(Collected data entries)

◇ ◇ ◇ ◇ ◇

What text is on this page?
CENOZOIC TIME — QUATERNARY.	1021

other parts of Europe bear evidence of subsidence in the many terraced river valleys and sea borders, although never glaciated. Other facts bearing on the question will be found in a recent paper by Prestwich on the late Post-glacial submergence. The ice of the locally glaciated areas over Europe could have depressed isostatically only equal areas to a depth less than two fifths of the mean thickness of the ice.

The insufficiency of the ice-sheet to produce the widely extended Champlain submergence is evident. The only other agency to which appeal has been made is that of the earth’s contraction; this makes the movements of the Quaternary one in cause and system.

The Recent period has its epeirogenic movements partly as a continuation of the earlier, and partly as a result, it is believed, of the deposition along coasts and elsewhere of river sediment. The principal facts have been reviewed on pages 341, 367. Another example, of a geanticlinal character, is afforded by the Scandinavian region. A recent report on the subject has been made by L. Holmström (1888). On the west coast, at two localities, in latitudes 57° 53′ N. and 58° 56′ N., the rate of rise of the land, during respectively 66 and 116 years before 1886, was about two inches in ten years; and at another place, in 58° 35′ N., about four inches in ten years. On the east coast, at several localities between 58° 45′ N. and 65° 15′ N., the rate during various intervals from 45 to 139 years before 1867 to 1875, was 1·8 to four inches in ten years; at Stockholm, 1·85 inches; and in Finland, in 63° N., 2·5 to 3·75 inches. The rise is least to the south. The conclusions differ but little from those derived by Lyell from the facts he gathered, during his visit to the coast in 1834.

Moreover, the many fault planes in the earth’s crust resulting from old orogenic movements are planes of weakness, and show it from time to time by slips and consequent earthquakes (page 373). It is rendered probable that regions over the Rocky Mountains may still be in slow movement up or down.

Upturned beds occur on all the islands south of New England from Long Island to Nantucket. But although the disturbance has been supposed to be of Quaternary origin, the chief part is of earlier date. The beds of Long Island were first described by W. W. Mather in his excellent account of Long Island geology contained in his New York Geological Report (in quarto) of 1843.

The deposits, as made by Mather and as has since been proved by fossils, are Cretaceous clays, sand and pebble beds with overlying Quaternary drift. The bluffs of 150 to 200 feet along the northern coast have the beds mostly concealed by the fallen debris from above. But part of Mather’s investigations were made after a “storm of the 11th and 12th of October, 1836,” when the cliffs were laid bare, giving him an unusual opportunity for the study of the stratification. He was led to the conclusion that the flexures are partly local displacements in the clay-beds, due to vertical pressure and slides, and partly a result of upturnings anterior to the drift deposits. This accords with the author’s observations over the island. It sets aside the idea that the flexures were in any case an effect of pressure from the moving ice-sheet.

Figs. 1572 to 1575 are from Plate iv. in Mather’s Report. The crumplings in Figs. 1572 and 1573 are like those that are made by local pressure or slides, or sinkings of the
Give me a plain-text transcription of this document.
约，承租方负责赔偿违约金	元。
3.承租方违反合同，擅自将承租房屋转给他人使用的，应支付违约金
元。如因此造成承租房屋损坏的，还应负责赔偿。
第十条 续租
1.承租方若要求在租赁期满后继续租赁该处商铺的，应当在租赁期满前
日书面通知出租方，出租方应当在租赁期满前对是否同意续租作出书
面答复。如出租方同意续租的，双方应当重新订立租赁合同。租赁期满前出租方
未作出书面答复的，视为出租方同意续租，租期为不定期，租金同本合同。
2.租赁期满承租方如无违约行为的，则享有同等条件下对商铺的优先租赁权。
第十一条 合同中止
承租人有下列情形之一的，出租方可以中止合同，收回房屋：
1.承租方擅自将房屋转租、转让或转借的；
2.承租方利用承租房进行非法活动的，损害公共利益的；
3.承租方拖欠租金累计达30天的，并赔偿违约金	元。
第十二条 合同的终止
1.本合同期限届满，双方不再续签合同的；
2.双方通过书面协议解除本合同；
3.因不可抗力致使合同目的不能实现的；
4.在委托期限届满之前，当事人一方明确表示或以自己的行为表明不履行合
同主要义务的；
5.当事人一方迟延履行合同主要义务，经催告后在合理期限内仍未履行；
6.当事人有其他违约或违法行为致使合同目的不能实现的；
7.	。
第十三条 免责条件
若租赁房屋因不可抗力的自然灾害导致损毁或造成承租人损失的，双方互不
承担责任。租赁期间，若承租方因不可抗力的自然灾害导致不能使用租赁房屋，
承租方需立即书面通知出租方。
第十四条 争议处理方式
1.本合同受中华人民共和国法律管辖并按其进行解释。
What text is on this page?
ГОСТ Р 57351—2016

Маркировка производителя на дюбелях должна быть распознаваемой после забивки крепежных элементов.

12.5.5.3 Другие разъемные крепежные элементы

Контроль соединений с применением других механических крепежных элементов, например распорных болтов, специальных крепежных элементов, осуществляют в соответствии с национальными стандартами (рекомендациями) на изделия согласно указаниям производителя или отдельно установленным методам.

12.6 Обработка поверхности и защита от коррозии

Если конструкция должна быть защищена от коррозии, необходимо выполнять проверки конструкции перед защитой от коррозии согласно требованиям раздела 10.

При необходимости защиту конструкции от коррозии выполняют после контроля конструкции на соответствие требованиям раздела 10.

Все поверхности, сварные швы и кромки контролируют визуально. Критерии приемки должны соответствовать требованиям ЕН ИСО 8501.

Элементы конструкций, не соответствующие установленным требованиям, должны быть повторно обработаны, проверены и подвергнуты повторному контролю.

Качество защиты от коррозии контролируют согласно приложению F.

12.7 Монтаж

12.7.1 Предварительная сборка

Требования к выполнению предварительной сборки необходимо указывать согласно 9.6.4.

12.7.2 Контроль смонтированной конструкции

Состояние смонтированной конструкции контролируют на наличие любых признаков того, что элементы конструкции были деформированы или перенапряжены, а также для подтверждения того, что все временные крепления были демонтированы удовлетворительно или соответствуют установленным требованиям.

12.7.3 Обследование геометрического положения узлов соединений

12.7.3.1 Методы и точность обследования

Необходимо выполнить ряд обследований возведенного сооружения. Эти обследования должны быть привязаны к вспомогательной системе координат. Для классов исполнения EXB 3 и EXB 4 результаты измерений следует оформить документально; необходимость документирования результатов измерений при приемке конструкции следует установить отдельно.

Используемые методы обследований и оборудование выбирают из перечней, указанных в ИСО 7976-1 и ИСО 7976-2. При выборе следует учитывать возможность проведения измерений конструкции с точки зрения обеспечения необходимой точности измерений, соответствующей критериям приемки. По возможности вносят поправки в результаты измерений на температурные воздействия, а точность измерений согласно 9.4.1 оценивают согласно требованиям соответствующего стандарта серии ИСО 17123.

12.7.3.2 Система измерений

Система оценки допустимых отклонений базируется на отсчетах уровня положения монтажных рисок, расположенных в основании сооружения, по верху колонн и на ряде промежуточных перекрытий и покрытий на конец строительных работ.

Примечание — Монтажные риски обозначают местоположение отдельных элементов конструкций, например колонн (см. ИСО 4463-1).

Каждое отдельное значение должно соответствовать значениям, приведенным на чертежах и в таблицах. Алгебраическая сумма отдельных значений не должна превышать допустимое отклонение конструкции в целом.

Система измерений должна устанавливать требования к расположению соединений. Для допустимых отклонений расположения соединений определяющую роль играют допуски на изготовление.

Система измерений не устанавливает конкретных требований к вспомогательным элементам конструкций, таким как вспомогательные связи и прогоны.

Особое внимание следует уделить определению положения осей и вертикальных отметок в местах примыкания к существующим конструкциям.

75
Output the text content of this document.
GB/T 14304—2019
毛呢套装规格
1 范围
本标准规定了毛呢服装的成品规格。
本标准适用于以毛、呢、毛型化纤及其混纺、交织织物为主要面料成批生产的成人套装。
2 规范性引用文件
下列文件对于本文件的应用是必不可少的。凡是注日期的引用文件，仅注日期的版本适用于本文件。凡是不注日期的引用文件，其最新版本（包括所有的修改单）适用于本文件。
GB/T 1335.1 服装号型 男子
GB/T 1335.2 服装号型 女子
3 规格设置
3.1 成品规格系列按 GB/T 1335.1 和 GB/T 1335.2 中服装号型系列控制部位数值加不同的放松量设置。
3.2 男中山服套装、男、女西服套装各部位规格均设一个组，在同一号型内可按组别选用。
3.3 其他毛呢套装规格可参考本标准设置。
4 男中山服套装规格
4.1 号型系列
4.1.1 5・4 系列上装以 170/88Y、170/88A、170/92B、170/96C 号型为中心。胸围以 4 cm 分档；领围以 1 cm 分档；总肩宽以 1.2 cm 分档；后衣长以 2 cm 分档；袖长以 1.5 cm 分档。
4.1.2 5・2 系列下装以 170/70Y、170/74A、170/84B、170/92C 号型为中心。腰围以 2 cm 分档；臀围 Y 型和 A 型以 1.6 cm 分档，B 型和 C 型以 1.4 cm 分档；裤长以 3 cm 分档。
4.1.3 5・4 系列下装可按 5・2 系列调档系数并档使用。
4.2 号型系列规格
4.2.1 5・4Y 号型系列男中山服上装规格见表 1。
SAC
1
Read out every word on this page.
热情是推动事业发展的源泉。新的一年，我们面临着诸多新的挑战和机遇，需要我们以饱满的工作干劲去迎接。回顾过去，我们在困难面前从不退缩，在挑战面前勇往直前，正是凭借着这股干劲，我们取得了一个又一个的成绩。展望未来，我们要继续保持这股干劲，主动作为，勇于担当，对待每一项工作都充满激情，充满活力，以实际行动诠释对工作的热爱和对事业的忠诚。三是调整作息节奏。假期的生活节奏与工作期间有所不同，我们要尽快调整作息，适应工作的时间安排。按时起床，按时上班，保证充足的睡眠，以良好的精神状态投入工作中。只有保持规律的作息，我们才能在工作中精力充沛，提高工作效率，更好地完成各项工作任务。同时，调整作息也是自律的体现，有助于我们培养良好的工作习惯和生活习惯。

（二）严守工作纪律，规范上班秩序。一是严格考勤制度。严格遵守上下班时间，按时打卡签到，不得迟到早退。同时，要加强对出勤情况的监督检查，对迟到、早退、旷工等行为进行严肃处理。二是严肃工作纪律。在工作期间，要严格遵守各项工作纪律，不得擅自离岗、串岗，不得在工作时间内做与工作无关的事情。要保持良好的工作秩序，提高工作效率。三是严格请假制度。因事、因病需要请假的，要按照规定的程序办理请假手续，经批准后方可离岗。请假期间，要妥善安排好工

◇ ◇ ◇ ◇ ◇

Given request: Make a list of all lines in the data that contain "отдельных".

Output for this task:
Примечание — Монтажные риски обозначают местоположение отдельных элементов конструкций, например колонн (см. ИСО 4463-1).
Каждое отдельное значение должно соответствовать значениям, приведенным на чертежах и в таблицах. Алгебраическая сумма отдельных значений не должна превышать допустимое отклонение конструкции в целом.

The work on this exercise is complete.